(Task) Copy out exactly the lines running from the one with "Type out the text in this image." through the final line, both ends included, and nothing else. Pictures stay out of the copy.

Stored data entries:
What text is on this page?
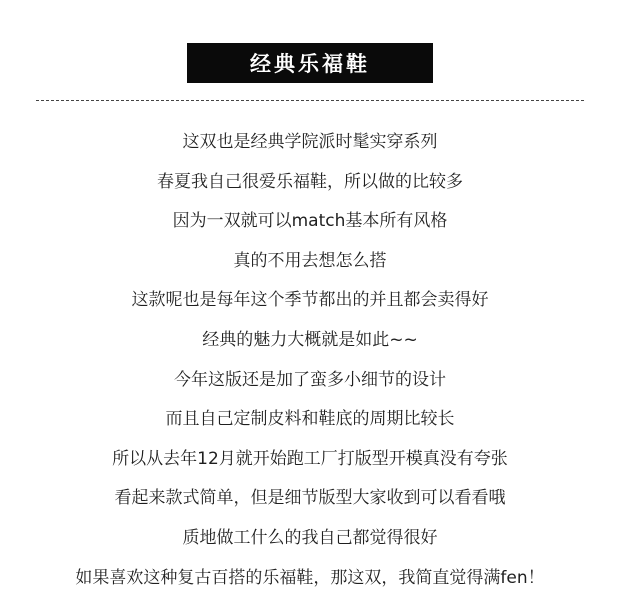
经典乐福鞋
这双也是经典学院派时髦实穿系列
春夏我自己很爱乐福鞋，所以做的比较多
因为一双就可以match基本所有风格
真的不用去想怎么搭
这款呢也是每年这个季节都出的并且都会卖得好
经典的魅力大概就是如此~~
今年这版还是加了蛮多小细节的设计
而且自己定制皮料和鞋底的周期比较长
所以从去年12月就开始跑工厂打版型开模真没有夸张
看起来款式简单，但是细节版型大家收到可以看看哦
质地做工什么的我自己都觉得很好
如果喜欢这种复古百搭的乐福鞋，那这双，我简直觉得满fen！
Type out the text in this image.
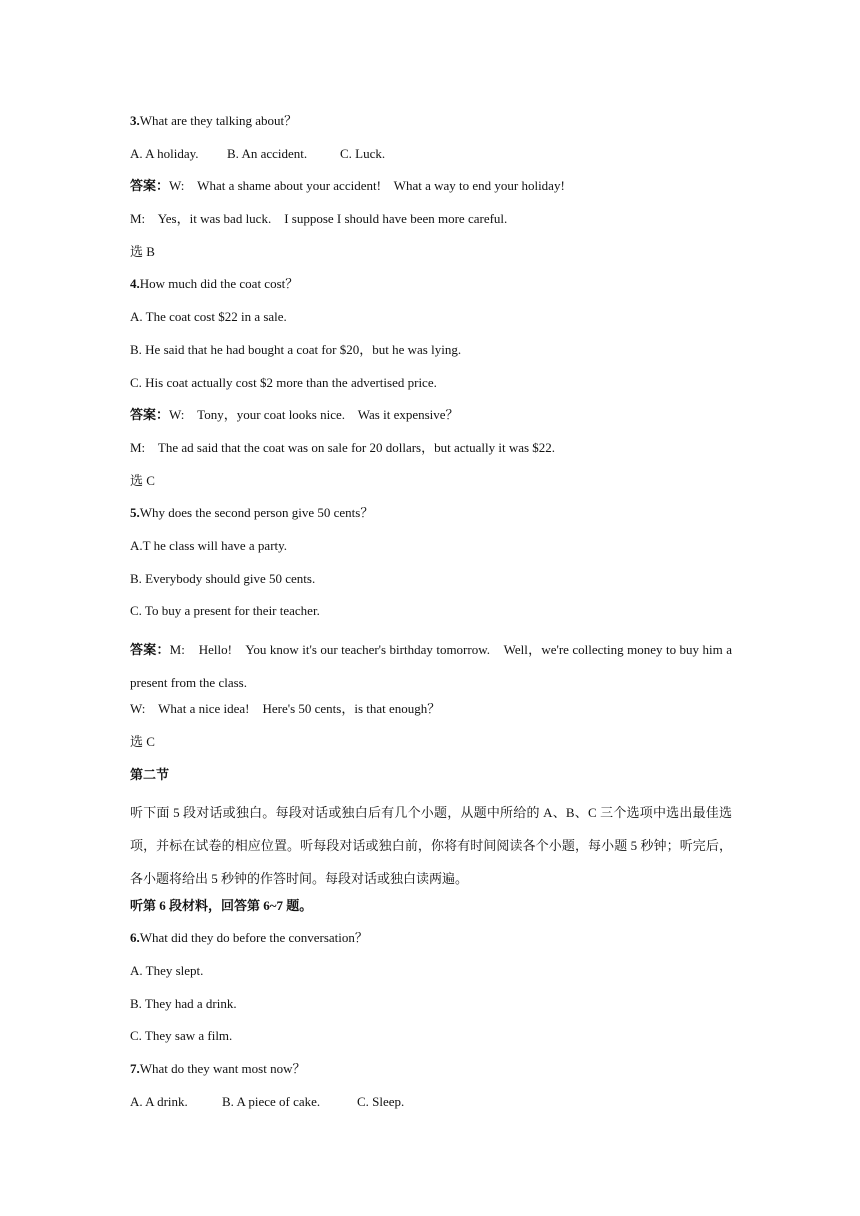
3.What are they talking about？
A. A holiday. B. An accident.	C. Luck.
答案：W:    What a shame about your accident!    What a way to end your holiday!
M:    Yes，it was bad luck.    I suppose I should have been more careful.
选 B
4.How much did the coat cost？
A. The coat cost $22 in a sale.
B. He said that he had bought a coat for $20，but he was lying.
C. His coat actually cost $2 more than the advertised price.
答案：W:    Tony，your coat looks nice.    Was it expensive？
M:    The ad said that the coat was on sale for 20 dollars，but actually it was $22.
选 C
5.Why does the second person give 50 cents？
A.T he class will have a party.
B. Everybody should give 50 cents.
C. To buy a present for their teacher.
答案：M:    Hello!    You know it's our teacher's birthday tomorrow.    Well，we're collecting money to buy him a present from the class.
W:    What a nice idea!    Here's 50 cents，is that enough？
选 C
第二节
听下面 5 段对话或独白。每段对话或独白后有几个小题，从题中所给的 A、B、C 三个选项中选出最佳选项，并标在试卷的相应位置。听每段对话或独白前，你将有时间阅读各个小题，每小题 5 秒钟；听完后，各小题将给出 5 秒钟的作答时间。每段对话或独白读两遍。
听第 6 段材料，回答第 6~7 题。
6.What did they do before the conversation？
A. They slept.
B. They had a drink.
C. They saw a film.
7.What do they want most now？
A. A drink.	B. A piece of cake.	C. Sleep.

(Task answer)
Type out the text in this image.
3.What are they talking about？
A. A holiday. B. An accident.	C. Luck.
答案：W:    What a shame about your accident!    What a way to end your holiday!
M:    Yes，it was bad luck.    I suppose I should have been more careful.
选 B
4.How much did the coat cost？
A. The coat cost $22 in a sale.
B. He said that he had bought a coat for $20，but he was lying.
C. His coat actually cost $2 more than the advertised price.
答案：W:    Tony，your coat looks nice.    Was it expensive？
M:    The ad said that the coat was on sale for 20 dollars，but actually it was $22.
选 C
5.Why does the second person give 50 cents？
A.T he class will have a party.
B. Everybody should give 50 cents.
C. To buy a present for their teacher.
答案：M:    Hello!    You know it's our teacher's birthday tomorrow.    Well，we're collecting money to buy him a present from the class.
W:    What a nice idea!    Here's 50 cents，is that enough？
选 C
第二节
听下面 5 段对话或独白。每段对话或独白后有几个小题，从题中所给的 A、B、C 三个选项中选出最佳选项，并标在试卷的相应位置。听每段对话或独白前，你将有时间阅读各个小题，每小题 5 秒钟；听完后，各小题将给出 5 秒钟的作答时间。每段对话或独白读两遍。
听第 6 段材料，回答第 6~7 题。
6.What did they do before the conversation？
A. They slept.
B. They had a drink.
C. They saw a film.
7.What do they want most now？
A. A drink.	B. A piece of cake.	C. Sleep.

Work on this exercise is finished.